## WHAT YOU HAVE TO DO
Here are records with pictures in them. Copy all of them exactly and leave the pictures out.

[Extracted data entries]

········

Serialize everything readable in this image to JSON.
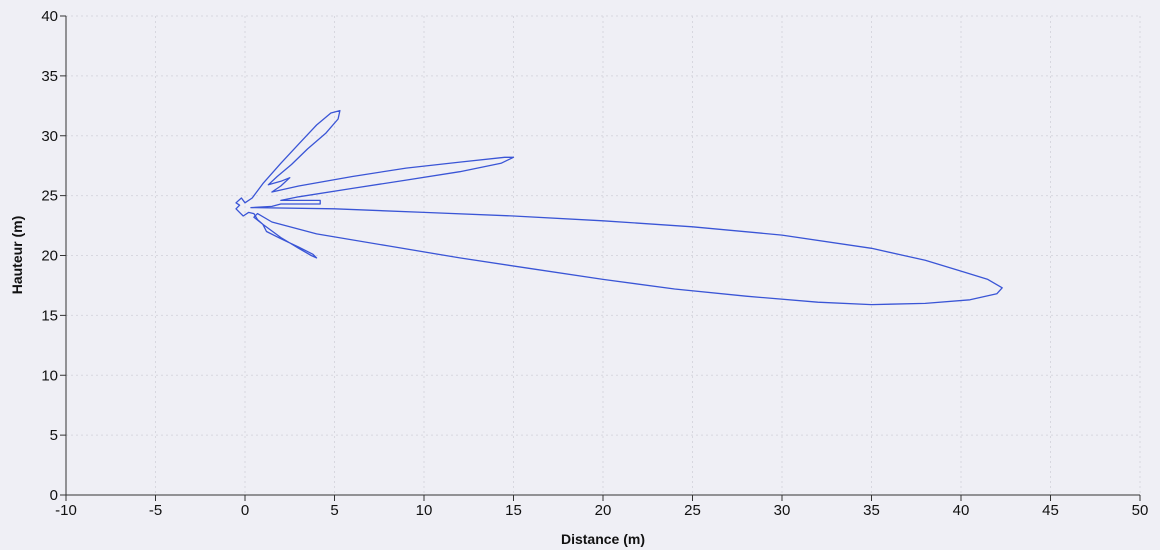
{
  "chart_data": {
    "type": "line",
    "title": "",
    "xlabel": "Distance (m)",
    "ylabel": "Hauteur (m)",
    "xlim": [
      -10,
      50
    ],
    "ylim": [
      0,
      40
    ],
    "x_ticks": [
      -10,
      -5,
      0,
      5,
      10,
      15,
      20,
      25,
      30,
      35,
      40,
      45,
      50
    ],
    "y_ticks": [
      0,
      5,
      10,
      15,
      20,
      25,
      30,
      35,
      40
    ],
    "x_tick_labels": [
      "-10",
      "-5",
      "0",
      "5",
      "10",
      "15",
      "20",
      "25",
      "30",
      "35",
      "40",
      "45",
      "50"
    ],
    "y_tick_labels": [
      "0",
      "5",
      "10",
      "15",
      "20",
      "25",
      "30",
      "35",
      "40"
    ],
    "grid": true,
    "legend": "none",
    "colors": {
      "trace": "#3a55d6",
      "background": "#efeff5",
      "grid": "#d7d7df"
    },
    "series": [
      {
        "values": [
          [
            0.3,
            24.0
          ],
          [
            5,
            23.9
          ],
          [
            10,
            23.6
          ],
          [
            15,
            23.3
          ],
          [
            20,
            22.9
          ],
          [
            25,
            22.4
          ],
          [
            30,
            21.7
          ],
          [
            35,
            20.6
          ],
          [
            38,
            19.6
          ],
          [
            40,
            18.7
          ],
          [
            41.5,
            18.0
          ],
          [
            42.3,
            17.3
          ],
          [
            42,
            16.8
          ],
          [
            40.5,
            16.3
          ],
          [
            38,
            16.0
          ],
          [
            35,
            15.9
          ],
          [
            32,
            16.1
          ],
          [
            28,
            16.6
          ],
          [
            24,
            17.2
          ],
          [
            20,
            18.0
          ],
          [
            16,
            18.9
          ],
          [
            12,
            19.8
          ],
          [
            8,
            20.8
          ],
          [
            4,
            21.8
          ],
          [
            1.5,
            22.8
          ],
          [
            0.7,
            23.5
          ],
          [
            0.5,
            23.2
          ],
          [
            1.0,
            22.6
          ],
          [
            2.0,
            21.5
          ],
          [
            3.0,
            20.6
          ],
          [
            3.7,
            20.0
          ],
          [
            4.0,
            19.8
          ],
          [
            3.8,
            20.1
          ],
          [
            3.0,
            20.7
          ],
          [
            2.0,
            21.4
          ],
          [
            1.2,
            22.0
          ],
          [
            1.0,
            22.6
          ],
          [
            0.7,
            23.0
          ],
          [
            0.5,
            23.5
          ],
          [
            0.2,
            23.6
          ],
          [
            -0.1,
            23.3
          ],
          [
            -0.3,
            23.6
          ],
          [
            -0.5,
            23.9
          ],
          [
            -0.3,
            24.2
          ],
          [
            -0.5,
            24.4
          ],
          [
            -0.2,
            24.8
          ],
          [
            0,
            24.4
          ],
          [
            0.4,
            24.8
          ],
          [
            1.0,
            26.0
          ],
          [
            2.0,
            27.7
          ],
          [
            3.0,
            29.3
          ],
          [
            4.0,
            30.9
          ],
          [
            4.8,
            31.9
          ],
          [
            5.3,
            32.1
          ],
          [
            5.2,
            31.4
          ],
          [
            4.5,
            30.2
          ],
          [
            3.5,
            28.9
          ],
          [
            2.6,
            27.6
          ],
          [
            1.8,
            26.6
          ],
          [
            1.3,
            25.9
          ],
          [
            2.0,
            26.2
          ],
          [
            2.5,
            26.5
          ],
          [
            2.0,
            25.8
          ],
          [
            1.5,
            25.3
          ],
          [
            3.0,
            25.8
          ],
          [
            6,
            26.6
          ],
          [
            9,
            27.3
          ],
          [
            12,
            27.8
          ],
          [
            14.5,
            28.2
          ],
          [
            15.0,
            28.2
          ],
          [
            14.3,
            27.7
          ],
          [
            12,
            27.0
          ],
          [
            9,
            26.3
          ],
          [
            6,
            25.6
          ],
          [
            3,
            24.9
          ],
          [
            2,
            24.6
          ],
          [
            4.2,
            24.6
          ],
          [
            4.2,
            24.3
          ],
          [
            2,
            24.3
          ],
          [
            1.5,
            24.1
          ],
          [
            0.3,
            24.0
          ]
        ]
      }
    ]
  }
}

········

## ANSWER FOR THIS EXERCISE
Serialize everything readable in this image to JSON.
{
  "chart_data": {
    "type": "line",
    "title": "",
    "xlabel": "Distance (m)",
    "ylabel": "Hauteur (m)",
    "xlim": [
      -10,
      50
    ],
    "ylim": [
      0,
      40
    ],
    "x_ticks": [
      -10,
      -5,
      0,
      5,
      10,
      15,
      20,
      25,
      30,
      35,
      40,
      45,
      50
    ],
    "y_ticks": [
      0,
      5,
      10,
      15,
      20,
      25,
      30,
      35,
      40
    ],
    "x_tick_labels": [
      "-10",
      "-5",
      "0",
      "5",
      "10",
      "15",
      "20",
      "25",
      "30",
      "35",
      "40",
      "45",
      "50"
    ],
    "y_tick_labels": [
      "0",
      "5",
      "10",
      "15",
      "20",
      "25",
      "30",
      "35",
      "40"
    ],
    "grid": true,
    "legend": "none",
    "colors": {
      "trace": "#3a55d6",
      "background": "#efeff5",
      "grid": "#d7d7df"
    },
    "series": [
      {
        "values": [
          [
            0.3,
            24.0
          ],
          [
            5,
            23.9
          ],
          [
            10,
            23.6
          ],
          [
            15,
            23.3
          ],
          [
            20,
            22.9
          ],
          [
            25,
            22.4
          ],
          [
            30,
            21.7
          ],
          [
            35,
            20.6
          ],
          [
            38,
            19.6
          ],
          [
            40,
            18.7
          ],
          [
            41.5,
            18.0
          ],
          [
            42.3,
            17.3
          ],
          [
            42,
            16.8
          ],
          [
            40.5,
            16.3
          ],
          [
            38,
            16.0
          ],
          [
            35,
            15.9
          ],
          [
            32,
            16.1
          ],
          [
            28,
            16.6
          ],
          [
            24,
            17.2
          ],
          [
            20,
            18.0
          ],
          [
            16,
            18.9
          ],
          [
            12,
            19.8
          ],
          [
            8,
            20.8
          ],
          [
            4,
            21.8
          ],
          [
            1.5,
            22.8
          ],
          [
            0.7,
            23.5
          ],
          [
            0.5,
            23.2
          ],
          [
            1.0,
            22.6
          ],
          [
            2.0,
            21.5
          ],
          [
            3.0,
            20.6
          ],
          [
            3.7,
            20.0
          ],
          [
            4.0,
            19.8
          ],
          [
            3.8,
            20.1
          ],
          [
            3.0,
            20.7
          ],
          [
            2.0,
            21.4
          ],
          [
            1.2,
            22.0
          ],
          [
            1.0,
            22.6
          ],
          [
            0.7,
            23.0
          ],
          [
            0.5,
            23.5
          ],
          [
            0.2,
            23.6
          ],
          [
            -0.1,
            23.3
          ],
          [
            -0.3,
            23.6
          ],
          [
            -0.5,
            23.9
          ],
          [
            -0.3,
            24.2
          ],
          [
            -0.5,
            24.4
          ],
          [
            -0.2,
            24.8
          ],
          [
            0,
            24.4
          ],
          [
            0.4,
            24.8
          ],
          [
            1.0,
            26.0
          ],
          [
            2.0,
            27.7
          ],
          [
            3.0,
            29.3
          ],
          [
            4.0,
            30.9
          ],
          [
            4.8,
            31.9
          ],
          [
            5.3,
            32.1
          ],
          [
            5.2,
            31.4
          ],
          [
            4.5,
            30.2
          ],
          [
            3.5,
            28.9
          ],
          [
            2.6,
            27.6
          ],
          [
            1.8,
            26.6
          ],
          [
            1.3,
            25.9
          ],
          [
            2.0,
            26.2
          ],
          [
            2.5,
            26.5
          ],
          [
            2.0,
            25.8
          ],
          [
            1.5,
            25.3
          ],
          [
            3.0,
            25.8
          ],
          [
            6,
            26.6
          ],
          [
            9,
            27.3
          ],
          [
            12,
            27.8
          ],
          [
            14.5,
            28.2
          ],
          [
            15.0,
            28.2
          ],
          [
            14.3,
            27.7
          ],
          [
            12,
            27.0
          ],
          [
            9,
            26.3
          ],
          [
            6,
            25.6
          ],
          [
            3,
            24.9
          ],
          [
            2,
            24.6
          ],
          [
            4.2,
            24.6
          ],
          [
            4.2,
            24.3
          ],
          [
            2,
            24.3
          ],
          [
            1.5,
            24.1
          ],
          [
            0.3,
            24.0
          ]
        ]
      }
    ]
  }
}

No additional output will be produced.